**Aim of the task**
Beginning at the line that contains "What text is on this page?", reproduce every line to the end of the material without changing any of them.

**Saved entries**
■ ■ ■ ■ ■ ■ ■
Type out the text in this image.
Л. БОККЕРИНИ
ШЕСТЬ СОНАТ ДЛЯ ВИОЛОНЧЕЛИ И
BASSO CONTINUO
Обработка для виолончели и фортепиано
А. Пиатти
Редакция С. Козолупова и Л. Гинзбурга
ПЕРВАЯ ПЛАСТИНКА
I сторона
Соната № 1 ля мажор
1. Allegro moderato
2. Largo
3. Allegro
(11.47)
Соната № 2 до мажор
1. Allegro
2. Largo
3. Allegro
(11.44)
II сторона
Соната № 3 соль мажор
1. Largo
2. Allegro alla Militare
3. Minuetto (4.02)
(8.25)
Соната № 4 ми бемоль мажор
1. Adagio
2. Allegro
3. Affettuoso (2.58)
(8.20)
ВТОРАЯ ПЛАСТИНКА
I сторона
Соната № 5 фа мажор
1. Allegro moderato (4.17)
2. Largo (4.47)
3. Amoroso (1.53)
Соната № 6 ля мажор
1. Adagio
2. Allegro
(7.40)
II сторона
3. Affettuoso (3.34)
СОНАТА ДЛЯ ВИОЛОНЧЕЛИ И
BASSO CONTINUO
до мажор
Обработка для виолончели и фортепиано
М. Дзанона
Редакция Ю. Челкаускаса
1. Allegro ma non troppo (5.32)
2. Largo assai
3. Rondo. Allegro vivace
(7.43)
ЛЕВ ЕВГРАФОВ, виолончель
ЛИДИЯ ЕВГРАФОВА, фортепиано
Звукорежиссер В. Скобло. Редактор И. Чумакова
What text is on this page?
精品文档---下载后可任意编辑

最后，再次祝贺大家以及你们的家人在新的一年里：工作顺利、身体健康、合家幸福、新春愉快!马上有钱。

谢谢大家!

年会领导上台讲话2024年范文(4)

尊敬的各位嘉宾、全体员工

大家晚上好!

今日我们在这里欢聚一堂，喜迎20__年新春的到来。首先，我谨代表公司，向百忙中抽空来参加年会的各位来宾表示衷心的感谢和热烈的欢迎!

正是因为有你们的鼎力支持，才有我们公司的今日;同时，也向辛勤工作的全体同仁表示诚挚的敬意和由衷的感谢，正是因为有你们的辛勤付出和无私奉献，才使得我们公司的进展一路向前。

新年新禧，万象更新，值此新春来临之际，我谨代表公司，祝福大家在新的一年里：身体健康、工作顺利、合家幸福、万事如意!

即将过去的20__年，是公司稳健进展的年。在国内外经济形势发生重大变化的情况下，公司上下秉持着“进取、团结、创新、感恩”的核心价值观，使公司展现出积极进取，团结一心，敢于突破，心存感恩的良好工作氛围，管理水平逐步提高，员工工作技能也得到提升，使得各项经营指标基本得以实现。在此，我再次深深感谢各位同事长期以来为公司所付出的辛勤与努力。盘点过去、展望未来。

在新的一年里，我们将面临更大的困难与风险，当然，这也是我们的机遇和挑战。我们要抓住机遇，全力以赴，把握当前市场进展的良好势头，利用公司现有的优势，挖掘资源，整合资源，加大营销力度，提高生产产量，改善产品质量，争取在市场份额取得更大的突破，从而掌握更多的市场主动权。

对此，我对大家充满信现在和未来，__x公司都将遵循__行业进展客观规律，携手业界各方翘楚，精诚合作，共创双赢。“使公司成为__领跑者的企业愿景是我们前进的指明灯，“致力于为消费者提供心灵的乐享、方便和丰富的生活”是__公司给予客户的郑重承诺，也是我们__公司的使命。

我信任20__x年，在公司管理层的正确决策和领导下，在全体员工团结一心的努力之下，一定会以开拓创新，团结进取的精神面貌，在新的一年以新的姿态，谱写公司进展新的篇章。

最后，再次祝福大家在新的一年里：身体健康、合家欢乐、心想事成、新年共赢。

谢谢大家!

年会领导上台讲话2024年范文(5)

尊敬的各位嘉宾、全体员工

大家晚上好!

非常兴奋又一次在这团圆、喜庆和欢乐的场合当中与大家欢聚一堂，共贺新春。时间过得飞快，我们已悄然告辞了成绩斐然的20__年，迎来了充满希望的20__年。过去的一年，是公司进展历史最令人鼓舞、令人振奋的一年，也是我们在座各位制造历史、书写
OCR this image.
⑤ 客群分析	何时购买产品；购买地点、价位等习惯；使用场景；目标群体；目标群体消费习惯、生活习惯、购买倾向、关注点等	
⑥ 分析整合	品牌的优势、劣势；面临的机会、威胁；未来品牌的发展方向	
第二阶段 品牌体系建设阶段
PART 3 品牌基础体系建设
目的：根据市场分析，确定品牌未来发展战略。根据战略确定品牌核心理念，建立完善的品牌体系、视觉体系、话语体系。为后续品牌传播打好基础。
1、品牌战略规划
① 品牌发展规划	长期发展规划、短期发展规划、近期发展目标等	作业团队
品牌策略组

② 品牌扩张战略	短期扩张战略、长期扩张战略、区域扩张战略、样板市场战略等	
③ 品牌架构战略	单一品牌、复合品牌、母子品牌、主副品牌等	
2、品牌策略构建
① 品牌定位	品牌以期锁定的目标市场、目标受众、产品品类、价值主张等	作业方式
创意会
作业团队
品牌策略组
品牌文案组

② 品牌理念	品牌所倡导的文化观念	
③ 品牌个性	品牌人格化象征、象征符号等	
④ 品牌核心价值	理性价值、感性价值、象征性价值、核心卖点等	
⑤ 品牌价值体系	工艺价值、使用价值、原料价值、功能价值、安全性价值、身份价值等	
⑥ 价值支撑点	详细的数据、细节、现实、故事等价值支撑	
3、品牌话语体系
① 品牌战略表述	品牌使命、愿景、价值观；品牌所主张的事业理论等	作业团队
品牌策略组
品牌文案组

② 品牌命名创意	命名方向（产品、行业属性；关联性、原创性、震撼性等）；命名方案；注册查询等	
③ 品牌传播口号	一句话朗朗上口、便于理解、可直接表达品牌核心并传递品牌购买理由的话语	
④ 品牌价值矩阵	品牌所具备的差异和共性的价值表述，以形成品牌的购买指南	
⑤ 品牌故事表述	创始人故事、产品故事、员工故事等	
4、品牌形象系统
■ ■ ■ ■ ■ ■ ■
**The result**
What text is on this page?
精品文档---下载后可任意编辑

最后，再次祝贺大家以及你们的家人在新的一年里：工作顺利、身体健康、合家幸福、新春愉快!马上有钱。

谢谢大家!

年会领导上台讲话2024年范文(4)

尊敬的各位嘉宾、全体员工

大家晚上好!

今日我们在这里欢聚一堂，喜迎20__年新春的到来。首先，我谨代表公司，向百忙中抽空来参加年会的各位来宾表示衷心的感谢和热烈的欢迎!

正是因为有你们的鼎力支持，才有我们公司的今日;同时，也向辛勤工作的全体同仁表示诚挚的敬意和由衷的感谢，正是因为有你们的辛勤付出和无私奉献，才使得我们公司的进展一路向前。

新年新禧，万象更新，值此新春来临之际，我谨代表公司，祝福大家在新的一年里：身体健康、工作顺利、合家幸福、万事如意!

即将过去的20__年，是公司稳健进展的年。在国内外经济形势发生重大变化的情况下，公司上下秉持着“进取、团结、创新、感恩”的核心价值观，使公司展现出积极进取，团结一心，敢于突破，心存感恩的良好工作氛围，管理水平逐步提高，员工工作技能也得到提升，使得各项经营指标基本得以实现。在此，我再次深深感谢各位同事长期以来为公司所付出的辛勤与努力。盘点过去、展望未来。

在新的一年里，我们将面临更大的困难与风险，当然，这也是我们的机遇和挑战。我们要抓住机遇，全力以赴，把握当前市场进展的良好势头，利用公司现有的优势，挖掘资源，整合资源，加大营销力度，提高生产产量，改善产品质量，争取在市场份额取得更大的突破，从而掌握更多的市场主动权。

对此，我对大家充满信现在和未来，__x公司都将遵循__行业进展客观规律，携手业界各方翘楚，精诚合作，共创双赢。“使公司成为__领跑者的企业愿景是我们前进的指明灯，“致力于为消费者提供心灵的乐享、方便和丰富的生活”是__公司给予客户的郑重承诺，也是我们__公司的使命。

我信任20__x年，在公司管理层的正确决策和领导下，在全体员工团结一心的努力之下，一定会以开拓创新，团结进取的精神面貌，在新的一年以新的姿态，谱写公司进展新的篇章。

最后，再次祝福大家在新的一年里：身体健康、合家欢乐、心想事成、新年共赢。

谢谢大家!

年会领导上台讲话2024年范文(5)

尊敬的各位嘉宾、全体员工

大家晚上好!

非常兴奋又一次在这团圆、喜庆和欢乐的场合当中与大家欢聚一堂，共贺新春。时间过得飞快，我们已悄然告辞了成绩斐然的20__年，迎来了充满希望的20__年。过去的一年，是公司进展历史最令人鼓舞、令人振奋的一年，也是我们在座各位制造历史、书写
OCR this image.
⑤ 客群分析	何时购买产品；购买地点、价位等习惯；使用场景；目标群体；目标群体消费习惯、生活习惯、购买倾向、关注点等	
⑥ 分析整合	品牌的优势、劣势；面临的机会、威胁；未来品牌的发展方向	
第二阶段 品牌体系建设阶段
PART 3 品牌基础体系建设
目的：根据市场分析，确定品牌未来发展战略。根据战略确定品牌核心理念，建立完善的品牌体系、视觉体系、话语体系。为后续品牌传播打好基础。
1、品牌战略规划
① 品牌发展规划	长期发展规划、短期发展规划、近期发展目标等	作业团队
品牌策略组

② 品牌扩张战略	短期扩张战略、长期扩张战略、区域扩张战略、样板市场战略等	
③ 品牌架构战略	单一品牌、复合品牌、母子品牌、主副品牌等	
2、品牌策略构建
① 品牌定位	品牌以期锁定的目标市场、目标受众、产品品类、价值主张等	作业方式
创意会
作业团队
品牌策略组
品牌文案组

② 品牌理念	品牌所倡导的文化观念	
③ 品牌个性	品牌人格化象征、象征符号等	
④ 品牌核心价值	理性价值、感性价值、象征性价值、核心卖点等	
⑤ 品牌价值体系	工艺价值、使用价值、原料价值、功能价值、安全性价值、身份价值等	
⑥ 价值支撑点	详细的数据、细节、现实、故事等价值支撑	
3、品牌话语体系
① 品牌战略表述	品牌使命、愿景、价值观；品牌所主张的事业理论等	作业团队
品牌策略组
品牌文案组

② 品牌命名创意	命名方向（产品、行业属性；关联性、原创性、震撼性等）；命名方案；注册查询等	
③ 品牌传播口号	一句话朗朗上口、便于理解、可直接表达品牌核心并传递品牌购买理由的话语	
④ 品牌价值矩阵	品牌所具备的差异和共性的价值表述，以形成品牌的购买指南	
⑤ 品牌故事表述	创始人故事、产品故事、员工故事等	
4、品牌形象系统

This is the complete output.